EXERCISE BRIEF - Count the lines below that contain the word "arrow", and report only that number.

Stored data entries
·····

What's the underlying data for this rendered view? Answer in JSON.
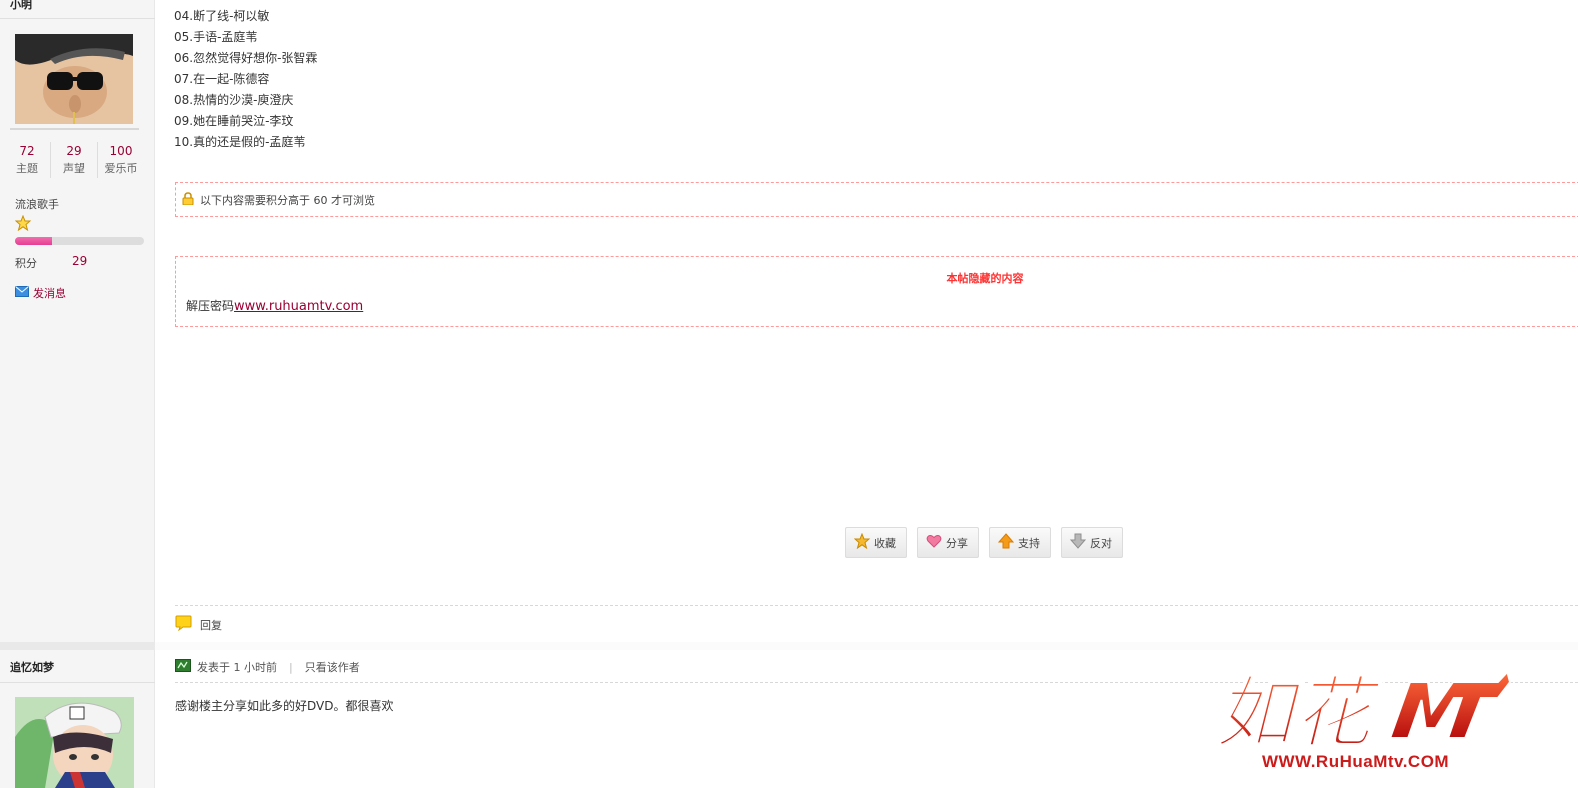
{
  "sidebar": {
    "user1": {
      "name": "小明",
      "stats": [
        {
          "value": "72",
          "label": "主题"
        },
        {
          "value": "29",
          "label": "声望"
        },
        {
          "value": "100",
          "label": "爱乐币"
        }
      ],
      "rank": "流浪歌手",
      "points_label": "积分",
      "points_value": "29",
      "progress_fraction": 0.29,
      "send_message": "发消息"
    },
    "user2": {
      "name": "追忆如梦"
    }
  },
  "post": {
    "songs": [
      "04.断了线-柯以敏",
      "05.手语-孟庭苇",
      "06.忽然觉得好想你-张智霖",
      "07.在一起-陈德容",
      "08.热情的沙漠-庾澄庆",
      "09.她在睡前哭泣-李玟",
      "10.真的还是假的-孟庭苇"
    ],
    "locked_notice": "以下内容需要积分高于 60 才可浏览",
    "hidden": {
      "title": "本帖隐藏的内容",
      "prefix": "解压密码",
      "link": "www.ruhuamtv.com"
    },
    "actions": [
      {
        "label": "收藏",
        "icon": "star-icon"
      },
      {
        "label": "分享",
        "icon": "heart-icon"
      },
      {
        "label": "支持",
        "icon": "arrow-up-icon"
      },
      {
        "label": "反对",
        "icon": "arrow-down-icon"
      }
    ],
    "reply_label": "回复"
  },
  "reply_post": {
    "posted": "发表于 1 小时前",
    "only_author": "只看该作者",
    "content": "感谢楼主分享如此多的好DVD。都很喜欢"
  },
  "watermark": {
    "text": "如花",
    "url": "WWW.RuHuaMtv.COM"
  },
  "colors": {
    "accent": "#990033",
    "hidden_title": "#ff3333",
    "dashed_border": "#ff9a9a",
    "logo_red": "#cc1b1b"
  }
}
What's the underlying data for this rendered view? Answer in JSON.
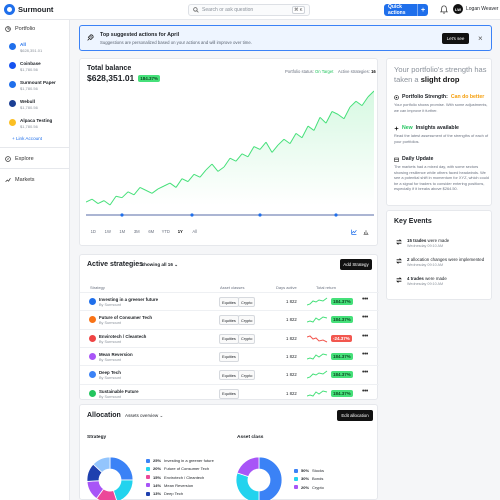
{
  "header": {
    "app_name": "Surmount",
    "search_placeholder": "Search or ask question",
    "shortcut": "⌘ K",
    "quick_actions": "Quick actions",
    "user_name": "Logan Weaver",
    "user_initials": "LW"
  },
  "sidebar": {
    "portfolio": "Portfolio",
    "accounts": [
      {
        "name": "All",
        "value": "$628,351.01",
        "color": "#1f6feb"
      },
      {
        "name": "Coinbase",
        "value": "$1,780.56",
        "color": "#1652f0"
      },
      {
        "name": "Surmount Paper",
        "value": "$1,780.56",
        "color": "#1f6feb"
      },
      {
        "name": "Webull",
        "value": "$1,780.56",
        "color": "#1c3f94"
      },
      {
        "name": "Alpaca Testing",
        "value": "$1,780.56",
        "color": "#fbbf24"
      }
    ],
    "link_account": "+ Link Account",
    "explore": "Explore",
    "markets": "Markets"
  },
  "banner": {
    "title": "Top suggested actions for April",
    "subtitle": "Suggestions are personalized based on your actions and will improve over time.",
    "button": "Let's see"
  },
  "balance": {
    "label": "Total balance",
    "value": "$628,351.01",
    "change": "184.37%",
    "status_label": "Portfolio status:",
    "status_value": "On Target",
    "active_label": "Active strategies:",
    "active_value": "16",
    "timeframes": [
      "1D",
      "1W",
      "1M",
      "3M",
      "6M",
      "YTD",
      "1Y",
      "All"
    ],
    "selected_tf": "1Y"
  },
  "chart_data": {
    "type": "line",
    "title": "Total balance",
    "values": [
      14,
      16,
      13,
      15,
      12,
      18,
      17,
      21,
      19,
      24,
      22,
      20,
      23,
      25,
      27,
      24,
      30,
      28,
      33,
      31,
      36,
      40,
      35,
      38,
      44,
      42,
      47,
      45,
      52,
      50,
      55,
      48,
      53,
      57,
      54,
      61,
      58,
      66,
      63,
      72,
      68,
      76,
      74,
      71,
      79,
      83,
      80,
      86,
      90
    ]
  },
  "panel": {
    "title_1": "Your portfolio's strength has taken a",
    "title_2": "slight drop",
    "s1_title": "Portfolio Strength:",
    "s1_value": "Can do better",
    "s1_body": "Your portfolio shows promise. With some adjustments, we can improve it further.",
    "s2_prefix": "New",
    "s2_title": "Insights available",
    "s2_body": "Read the latest assessment of the strengths of each of your portfolios.",
    "s3_title": "Daily Update",
    "s3_body": "The markets had a mixed day, with some sectors showing resilience while others faced headwinds. We see a potential shift in momentum for XYZ, which could be a signal for traders to consider entering positions, especially if it breaks above $264.50."
  },
  "events": {
    "title": "Key Events",
    "items": [
      {
        "bold": "15 trades",
        "rest": "were made",
        "date": "Wednesday 09:10 AM"
      },
      {
        "bold": "2",
        "rest": "allocation changes were implemented",
        "date": "Wednesday 09:10 AM"
      },
      {
        "bold": "4 trades",
        "rest": "were made",
        "date": "Wednesday 09:10 AM"
      }
    ]
  },
  "strategies": {
    "title": "Active strategies",
    "filter": "Showing all 16",
    "add": "Add Strategy",
    "headers": [
      "Strategy",
      "Asset classes",
      "Days active",
      "Total return"
    ],
    "rows": [
      {
        "name": "Investing in a greener future",
        "by": "By Surmount",
        "chips": [
          "Equities",
          "Crypto"
        ],
        "days": "1 822",
        "ret": "184.37%",
        "neg": false,
        "color": "#1f6feb"
      },
      {
        "name": "Future of Consumer Tech",
        "by": "By Surmount",
        "chips": [
          "Equities",
          "Crypto"
        ],
        "days": "1 822",
        "ret": "184.37%",
        "neg": false,
        "color": "#f97316"
      },
      {
        "name": "Envirotech / Cleantech",
        "by": "By Surmount",
        "chips": [
          "Equities",
          "Crypto"
        ],
        "days": "1 822",
        "ret": "-24.37%",
        "neg": true,
        "color": "#ef4444"
      },
      {
        "name": "Mean Reversion",
        "by": "By Surmount",
        "chips": [
          "Equities"
        ],
        "days": "1 822",
        "ret": "184.37%",
        "neg": false,
        "color": "#a855f7"
      },
      {
        "name": "Deep Tech",
        "by": "By Surmount",
        "chips": [
          "Equities",
          "Crypto"
        ],
        "days": "1 822",
        "ret": "184.37%",
        "neg": false,
        "color": "#3b82f6"
      },
      {
        "name": "Sustainable Future",
        "by": "By Surmount",
        "chips": [
          "Equities"
        ],
        "days": "1 822",
        "ret": "184.37%",
        "neg": false,
        "color": "#22c55e"
      }
    ]
  },
  "allocation": {
    "title": "Allocation",
    "dropdown": "Assets overview",
    "edit": "Edit allocation",
    "strategy_title": "Strategy",
    "asset_title": "Asset class",
    "strategy_legend": [
      {
        "pct": "25%",
        "name": "Investing in a greener future",
        "color": "#3b82f6"
      },
      {
        "pct": "20%",
        "name": "Future of Consumer Tech",
        "color": "#22d3ee"
      },
      {
        "pct": "15%",
        "name": "Envirotech / Cleantech",
        "color": "#ec4899"
      },
      {
        "pct": "14%",
        "name": "Mean Reversion",
        "color": "#a855f7"
      },
      {
        "pct": "13%",
        "name": "Deep Tech",
        "color": "#1e40af"
      },
      {
        "pct": "13%",
        "name": "Sustainable Future",
        "color": "#93c5fd"
      }
    ],
    "asset_legend": [
      {
        "pct": "50%",
        "name": "Stocks",
        "color": "#3b82f6"
      },
      {
        "pct": "30%",
        "name": "Bonds",
        "color": "#22d3ee"
      },
      {
        "pct": "20%",
        "name": "Crypto",
        "color": "#a855f7"
      }
    ]
  }
}
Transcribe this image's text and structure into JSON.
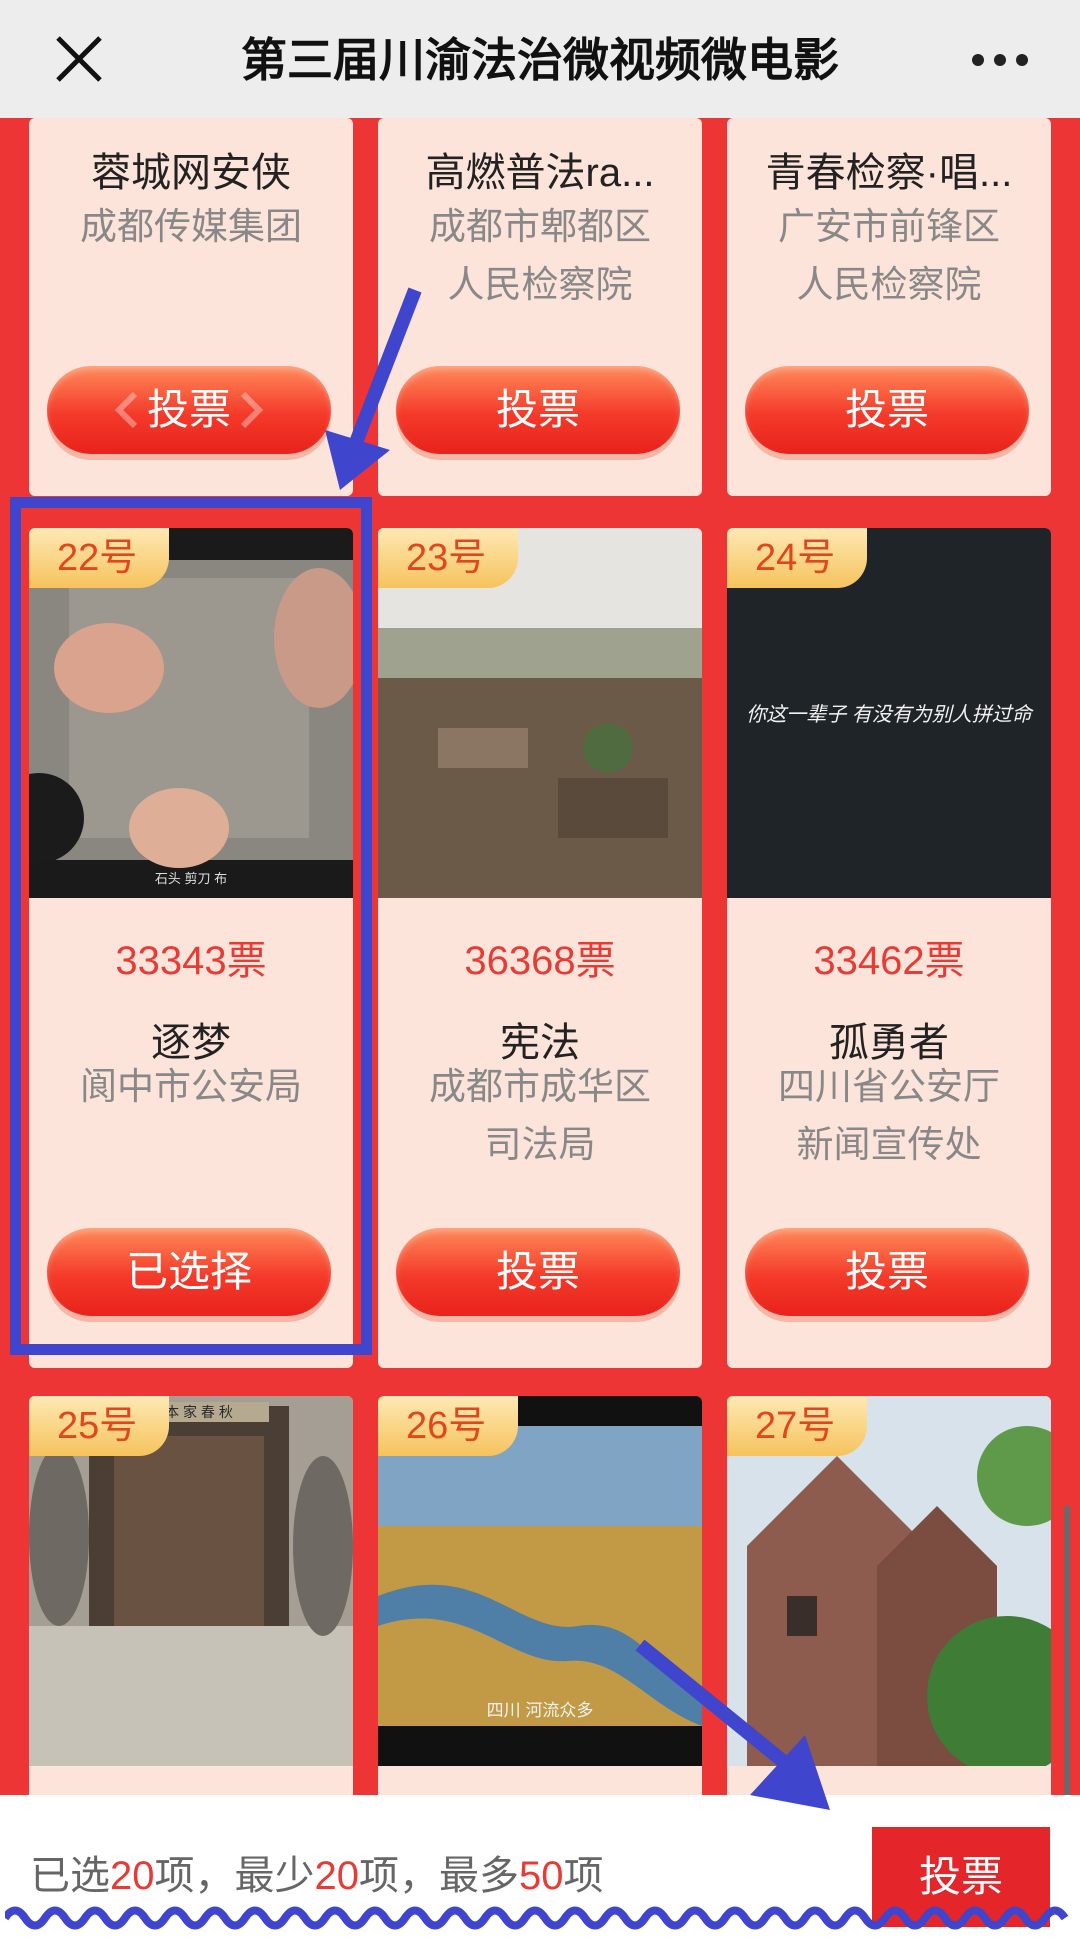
{
  "header": {
    "title": "第三届川渝法治微视频微电影",
    "close_icon": "close-icon",
    "more_icon": "more-icon"
  },
  "top_row": [
    {
      "title": "蓉城网安侠",
      "org_line1": "成都传媒集团",
      "org_line2": "",
      "button": "投票"
    },
    {
      "title": "高燃普法ra...",
      "org_line1": "成都市郫都区",
      "org_line2": "人民检察院",
      "button": "投票"
    },
    {
      "title": "青春检察·唱...",
      "org_line1": "广安市前锋区",
      "org_line2": "人民检察院",
      "button": "投票"
    }
  ],
  "mid_row": [
    {
      "badge": "22号",
      "votes": "33343票",
      "title": "逐梦",
      "org_line1": "阆中市公安局",
      "org_line2": "",
      "button": "已选择",
      "thumb_caption": "石头 剪刀 布"
    },
    {
      "badge": "23号",
      "votes": "36368票",
      "title": "宪法",
      "org_line1": "成都市成华区",
      "org_line2": "司法局",
      "button": "投票",
      "thumb_caption": ""
    },
    {
      "badge": "24号",
      "votes": "33462票",
      "title": "孤勇者",
      "org_line1": "四川省公安厅",
      "org_line2": "新闻宣传处",
      "button": "投票",
      "thumb_caption": "你这一辈子 有没有为别人拼过命"
    }
  ],
  "bottom_row": [
    {
      "badge": "25号",
      "thumb_caption": "本  家  春  秋"
    },
    {
      "badge": "26号",
      "thumb_caption": "四川 河流众多"
    },
    {
      "badge": "27号",
      "thumb_caption": ""
    }
  ],
  "footer": {
    "selected_prefix": "已选",
    "selected_count": "20",
    "min_prefix": "项，最少",
    "min_count": "20",
    "max_prefix": "项，最多",
    "max_count": "50",
    "suffix": "项",
    "vote_button": "投票"
  },
  "colors": {
    "accent_red": "#e73b36",
    "annotation_blue": "#3f45cc",
    "card_bg": "#fde4db"
  }
}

·····

WORKED SOLUTION - 2